(Stored records)
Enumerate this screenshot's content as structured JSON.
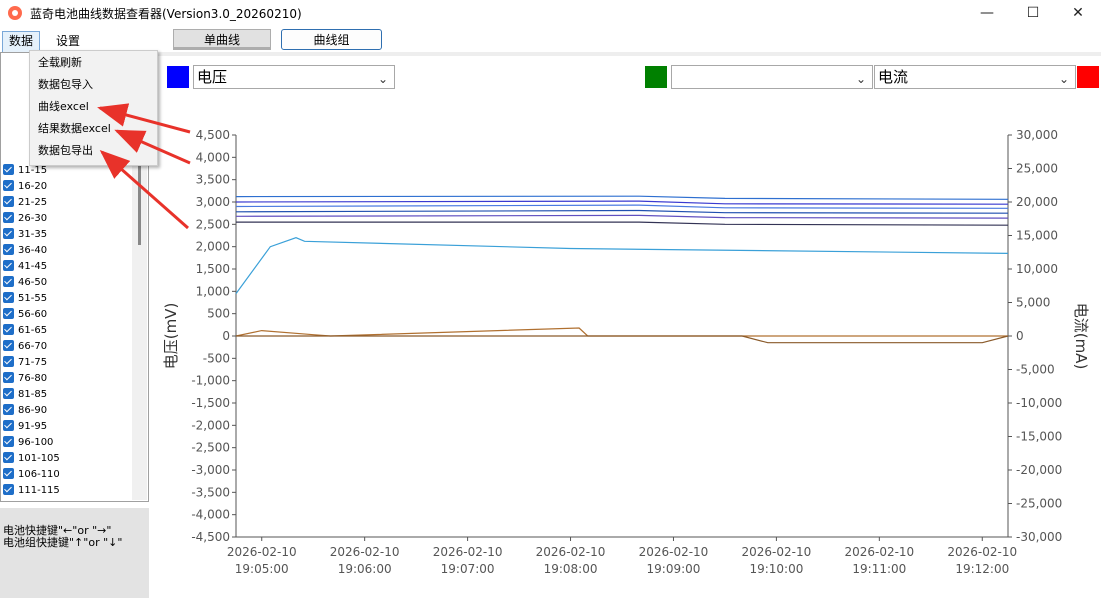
{
  "window": {
    "title": "蓝奇电池曲线数据查看器(Version3.0_20260210)",
    "minimize": "—",
    "maximize": "☐",
    "close": "✕"
  },
  "menu": {
    "data": "数据",
    "settings": "设置"
  },
  "tabs": {
    "single_curve": "单曲线",
    "curve_group": "曲线组"
  },
  "dropdown_menu": [
    "全载刷新",
    "数据包导入",
    "曲线excel",
    "结果数据excel",
    "数据包导出"
  ],
  "cell_groups": [
    "11-15",
    "16-20",
    "21-25",
    "26-30",
    "31-35",
    "36-40",
    "41-45",
    "46-50",
    "51-55",
    "56-60",
    "61-65",
    "66-70",
    "71-75",
    "76-80",
    "81-85",
    "86-90",
    "91-95",
    "96-100",
    "101-105",
    "106-110",
    "111-115"
  ],
  "hints": {
    "line1": "电池快捷键\"←\"or \"→\"",
    "line2": "电池组快捷键\"↑\"or \"↓\""
  },
  "selectors": {
    "left_value": "电压",
    "middle_value": "",
    "right_value": "电流",
    "left_color": "#0000ff",
    "middle_color": "#008000",
    "right_color": "#ff0000"
  },
  "chart_data": {
    "type": "line",
    "ylabel": "电压(mV)",
    "y2label": "电流(mA)",
    "ylim": [
      -4500,
      4500
    ],
    "y2lim": [
      -30000,
      30000
    ],
    "y_ticks": [
      "4,500",
      "4,000",
      "3,500",
      "3,000",
      "2,500",
      "2,000",
      "1,500",
      "1,000",
      "500",
      "0",
      "-500",
      "-1,000",
      "-1,500",
      "-2,000",
      "-2,500",
      "-3,000",
      "-3,500",
      "-4,000",
      "-4,500"
    ],
    "y2_ticks": [
      "30,000",
      "25,000",
      "20,000",
      "15,000",
      "10,000",
      "5,000",
      "0",
      "-5,000",
      "-10,000",
      "-15,000",
      "-20,000",
      "-25,000",
      "-30,000"
    ],
    "x_ticks": [
      {
        "date": "2026-02-10",
        "time": "19:05:00"
      },
      {
        "date": "2026-02-10",
        "time": "19:06:00"
      },
      {
        "date": "2026-02-10",
        "time": "19:07:00"
      },
      {
        "date": "2026-02-10",
        "time": "19:08:00"
      },
      {
        "date": "2026-02-10",
        "time": "19:09:00"
      },
      {
        "date": "2026-02-10",
        "time": "19:10:00"
      },
      {
        "date": "2026-02-10",
        "time": "19:11:00"
      },
      {
        "date": "2026-02-10",
        "time": "19:12:00"
      }
    ],
    "xlim": [
      "19:04:45",
      "19:12:15"
    ],
    "series": [
      {
        "axis": "left",
        "color": "#2e6fd0",
        "x": [
          "19:04:45",
          "19:08:40",
          "19:09:30",
          "19:12:15"
        ],
        "values": [
          3120,
          3130,
          3080,
          3060
        ]
      },
      {
        "axis": "left",
        "color": "#3a3ad0",
        "x": [
          "19:04:45",
          "19:08:40",
          "19:09:30",
          "19:12:15"
        ],
        "values": [
          3000,
          3020,
          2960,
          2950
        ]
      },
      {
        "axis": "left",
        "color": "#4a7ae0",
        "x": [
          "19:04:45",
          "19:08:40",
          "19:09:30",
          "19:12:15"
        ],
        "values": [
          2900,
          2930,
          2870,
          2860
        ]
      },
      {
        "axis": "left",
        "color": "#2050b0",
        "x": [
          "19:04:45",
          "19:08:40",
          "19:09:30",
          "19:12:15"
        ],
        "values": [
          2780,
          2810,
          2760,
          2750
        ]
      },
      {
        "axis": "left",
        "color": "#6050c0",
        "x": [
          "19:04:45",
          "19:08:40",
          "19:09:30",
          "19:12:15"
        ],
        "values": [
          2680,
          2700,
          2650,
          2640
        ]
      },
      {
        "axis": "left",
        "color": "#333355",
        "x": [
          "19:04:45",
          "19:08:40",
          "19:09:30",
          "19:12:15"
        ],
        "values": [
          2550,
          2550,
          2500,
          2480
        ]
      },
      {
        "axis": "left",
        "color": "#3aa0d8",
        "x": [
          "19:04:45",
          "19:05:05",
          "19:05:20",
          "19:05:25",
          "19:08:00",
          "19:12:15"
        ],
        "values": [
          950,
          2000,
          2200,
          2120,
          1960,
          1850
        ]
      },
      {
        "axis": "right",
        "color": "#b07030",
        "x": [
          "19:04:45",
          "19:05:00",
          "19:05:30",
          "19:05:40",
          "19:08:05",
          "19:08:10",
          "19:12:15"
        ],
        "values": [
          0,
          800,
          200,
          0,
          1200,
          0,
          0
        ]
      },
      {
        "axis": "right",
        "color": "#8a5a2a",
        "x": [
          "19:04:45",
          "19:09:40",
          "19:09:55",
          "19:12:00",
          "19:12:15"
        ],
        "values": [
          0,
          0,
          -1000,
          -1000,
          0
        ]
      }
    ]
  }
}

STATED EXERCISE —
Transcribe the material as is, with images omitted.

OUTPUT OF THE TASK —
Enumerate this screenshot's content as structured JSON.
{
  "window": {
    "title": "蓝奇电池曲线数据查看器(Version3.0_20260210)",
    "minimize": "—",
    "maximize": "☐",
    "close": "✕"
  },
  "menu": {
    "data": "数据",
    "settings": "设置"
  },
  "tabs": {
    "single_curve": "单曲线",
    "curve_group": "曲线组"
  },
  "dropdown_menu": [
    "全载刷新",
    "数据包导入",
    "曲线excel",
    "结果数据excel",
    "数据包导出"
  ],
  "cell_groups": [
    "11-15",
    "16-20",
    "21-25",
    "26-30",
    "31-35",
    "36-40",
    "41-45",
    "46-50",
    "51-55",
    "56-60",
    "61-65",
    "66-70",
    "71-75",
    "76-80",
    "81-85",
    "86-90",
    "91-95",
    "96-100",
    "101-105",
    "106-110",
    "111-115"
  ],
  "hints": {
    "line1": "电池快捷键\"←\"or \"→\"",
    "line2": "电池组快捷键\"↑\"or \"↓\""
  },
  "selectors": {
    "left_value": "电压",
    "middle_value": "",
    "right_value": "电流",
    "left_color": "#0000ff",
    "middle_color": "#008000",
    "right_color": "#ff0000"
  },
  "chart_data": {
    "type": "line",
    "ylabel": "电压(mV)",
    "y2label": "电流(mA)",
    "ylim": [
      -4500,
      4500
    ],
    "y2lim": [
      -30000,
      30000
    ],
    "y_ticks": [
      "4,500",
      "4,000",
      "3,500",
      "3,000",
      "2,500",
      "2,000",
      "1,500",
      "1,000",
      "500",
      "0",
      "-500",
      "-1,000",
      "-1,500",
      "-2,000",
      "-2,500",
      "-3,000",
      "-3,500",
      "-4,000",
      "-4,500"
    ],
    "y2_ticks": [
      "30,000",
      "25,000",
      "20,000",
      "15,000",
      "10,000",
      "5,000",
      "0",
      "-5,000",
      "-10,000",
      "-15,000",
      "-20,000",
      "-25,000",
      "-30,000"
    ],
    "x_ticks": [
      {
        "date": "2026-02-10",
        "time": "19:05:00"
      },
      {
        "date": "2026-02-10",
        "time": "19:06:00"
      },
      {
        "date": "2026-02-10",
        "time": "19:07:00"
      },
      {
        "date": "2026-02-10",
        "time": "19:08:00"
      },
      {
        "date": "2026-02-10",
        "time": "19:09:00"
      },
      {
        "date": "2026-02-10",
        "time": "19:10:00"
      },
      {
        "date": "2026-02-10",
        "time": "19:11:00"
      },
      {
        "date": "2026-02-10",
        "time": "19:12:00"
      }
    ],
    "xlim": [
      "19:04:45",
      "19:12:15"
    ],
    "series": [
      {
        "axis": "left",
        "color": "#2e6fd0",
        "x": [
          "19:04:45",
          "19:08:40",
          "19:09:30",
          "19:12:15"
        ],
        "values": [
          3120,
          3130,
          3080,
          3060
        ]
      },
      {
        "axis": "left",
        "color": "#3a3ad0",
        "x": [
          "19:04:45",
          "19:08:40",
          "19:09:30",
          "19:12:15"
        ],
        "values": [
          3000,
          3020,
          2960,
          2950
        ]
      },
      {
        "axis": "left",
        "color": "#4a7ae0",
        "x": [
          "19:04:45",
          "19:08:40",
          "19:09:30",
          "19:12:15"
        ],
        "values": [
          2900,
          2930,
          2870,
          2860
        ]
      },
      {
        "axis": "left",
        "color": "#2050b0",
        "x": [
          "19:04:45",
          "19:08:40",
          "19:09:30",
          "19:12:15"
        ],
        "values": [
          2780,
          2810,
          2760,
          2750
        ]
      },
      {
        "axis": "left",
        "color": "#6050c0",
        "x": [
          "19:04:45",
          "19:08:40",
          "19:09:30",
          "19:12:15"
        ],
        "values": [
          2680,
          2700,
          2650,
          2640
        ]
      },
      {
        "axis": "left",
        "color": "#333355",
        "x": [
          "19:04:45",
          "19:08:40",
          "19:09:30",
          "19:12:15"
        ],
        "values": [
          2550,
          2550,
          2500,
          2480
        ]
      },
      {
        "axis": "left",
        "color": "#3aa0d8",
        "x": [
          "19:04:45",
          "19:05:05",
          "19:05:20",
          "19:05:25",
          "19:08:00",
          "19:12:15"
        ],
        "values": [
          950,
          2000,
          2200,
          2120,
          1960,
          1850
        ]
      },
      {
        "axis": "right",
        "color": "#b07030",
        "x": [
          "19:04:45",
          "19:05:00",
          "19:05:30",
          "19:05:40",
          "19:08:05",
          "19:08:10",
          "19:12:15"
        ],
        "values": [
          0,
          800,
          200,
          0,
          1200,
          0,
          0
        ]
      },
      {
        "axis": "right",
        "color": "#8a5a2a",
        "x": [
          "19:04:45",
          "19:09:40",
          "19:09:55",
          "19:12:00",
          "19:12:15"
        ],
        "values": [
          0,
          0,
          -1000,
          -1000,
          0
        ]
      }
    ]
  }
}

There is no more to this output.